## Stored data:

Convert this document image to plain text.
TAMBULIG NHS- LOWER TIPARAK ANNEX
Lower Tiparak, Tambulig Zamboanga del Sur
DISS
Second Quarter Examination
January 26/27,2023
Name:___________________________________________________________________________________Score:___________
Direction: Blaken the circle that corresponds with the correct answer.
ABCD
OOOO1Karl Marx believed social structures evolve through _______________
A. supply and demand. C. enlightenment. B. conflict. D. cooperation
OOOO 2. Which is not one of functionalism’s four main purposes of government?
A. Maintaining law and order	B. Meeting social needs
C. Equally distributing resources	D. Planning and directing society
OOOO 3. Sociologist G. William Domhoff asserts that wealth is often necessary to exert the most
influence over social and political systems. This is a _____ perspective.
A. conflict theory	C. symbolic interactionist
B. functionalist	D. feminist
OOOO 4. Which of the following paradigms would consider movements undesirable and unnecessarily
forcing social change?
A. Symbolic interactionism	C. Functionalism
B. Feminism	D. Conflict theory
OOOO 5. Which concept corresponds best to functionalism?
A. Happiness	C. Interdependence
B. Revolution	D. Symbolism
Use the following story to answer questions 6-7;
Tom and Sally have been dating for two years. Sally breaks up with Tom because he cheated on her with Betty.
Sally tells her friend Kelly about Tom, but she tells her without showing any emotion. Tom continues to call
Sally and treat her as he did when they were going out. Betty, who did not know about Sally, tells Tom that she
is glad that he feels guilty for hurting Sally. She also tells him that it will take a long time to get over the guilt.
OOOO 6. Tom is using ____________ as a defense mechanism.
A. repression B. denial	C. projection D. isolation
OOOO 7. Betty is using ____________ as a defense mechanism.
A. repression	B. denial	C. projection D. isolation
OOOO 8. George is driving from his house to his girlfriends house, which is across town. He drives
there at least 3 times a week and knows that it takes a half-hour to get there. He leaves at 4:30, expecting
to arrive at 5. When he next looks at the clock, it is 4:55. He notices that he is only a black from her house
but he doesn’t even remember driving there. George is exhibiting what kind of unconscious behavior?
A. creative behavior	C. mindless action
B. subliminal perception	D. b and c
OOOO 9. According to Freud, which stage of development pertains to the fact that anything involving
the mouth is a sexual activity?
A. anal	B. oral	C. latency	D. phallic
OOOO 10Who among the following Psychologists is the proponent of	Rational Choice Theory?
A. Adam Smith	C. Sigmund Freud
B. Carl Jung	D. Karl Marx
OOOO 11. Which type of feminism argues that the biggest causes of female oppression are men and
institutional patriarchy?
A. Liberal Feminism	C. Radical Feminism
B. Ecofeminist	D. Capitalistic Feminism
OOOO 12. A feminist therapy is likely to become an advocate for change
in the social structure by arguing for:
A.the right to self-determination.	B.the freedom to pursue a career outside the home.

## The problem:
Which lines contain the word "corresponds"? Copy each of them.

## Task result:
Direction: Blaken the circle that corresponds with the correct answer.
OOOO 5. Which concept corresponds best to functionalism?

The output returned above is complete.